▸ **Written instruction A**
Could you pull out, word for word, the stretch from "We can create" through "as a memeplex." in the passage on humanity's purpose and extinction?
▸ **Written instruction B**
Can you write what comes next in the passage on humanity's purpose and extinction, starting right after its final sentence?

▸ **Page text**
↓↓↓
That world would belong to the people of that time, not us or descendants we would recognize as members of our families and cultures. If they face the end of humanity, it'd not be a problem for our family lines and cultures because those things would be greatly changed or gone by then.

There doesn't have to be an end-purpose for humanity, except to survive for as long as possible. It may be sad that humanity will end, but not too sad because, here, it says that over 99 percent of species that ever existed on Earth are already gone. Extinction isn't really unusual in geological time. We'd just be joining the ranks of the 99 percent already extinct.

We can create our own purposes for humanity through things like culture, which includes religion, althrough some religions could make their followers think that the religion dictates the only true purposes of life to hold onto followers to aid its survivial as a memeplex.

If we feel good about doing things hurtful to others, of course, the others would want to stop us and would try if they could.
↑↑↑
▸ **Data block**
↓↓↓
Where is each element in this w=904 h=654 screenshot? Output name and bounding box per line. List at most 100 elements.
↑↑↑
▸ **Result A**
We can create our own purposes for humanity through things like culture, which includes religion, althrough some religions could make their followers think that the religion dictates the only true purposes of life to hold onto followers to aid its survivial as a memeplex.

▸ **Result B**
Looking at this, you seem to take a very immediately-focused view of the world. What I've been trying to get at is that if you suggest we must create purpose--a thing that is artificial and ultimately meaningless--it is a form of self-deception. It ignores the true reality of the universe...we may try to survive as long as possible but ultimately we will fail at some point.

Yet often I see atheists (maybe not you in particular, but I've seen this in other forums) make the accusation that those of us who believe are essentially deceiving ourselves in suggesting that there is a higher purpose to things. This is sometimes used as the launching pad for an attack on the intellect of believers (that we must be inferior somehow). What I am trying to say is that if the atheist believes it necessary to create a purpose that is not real--that is to say, not an inherent property of the universe--then one cannot distinguish oneself from believers in that one is somehow more grounded in reality than the other.

I know I'm not going point-by-point with each paragraph you wrote, but I think this will suffice.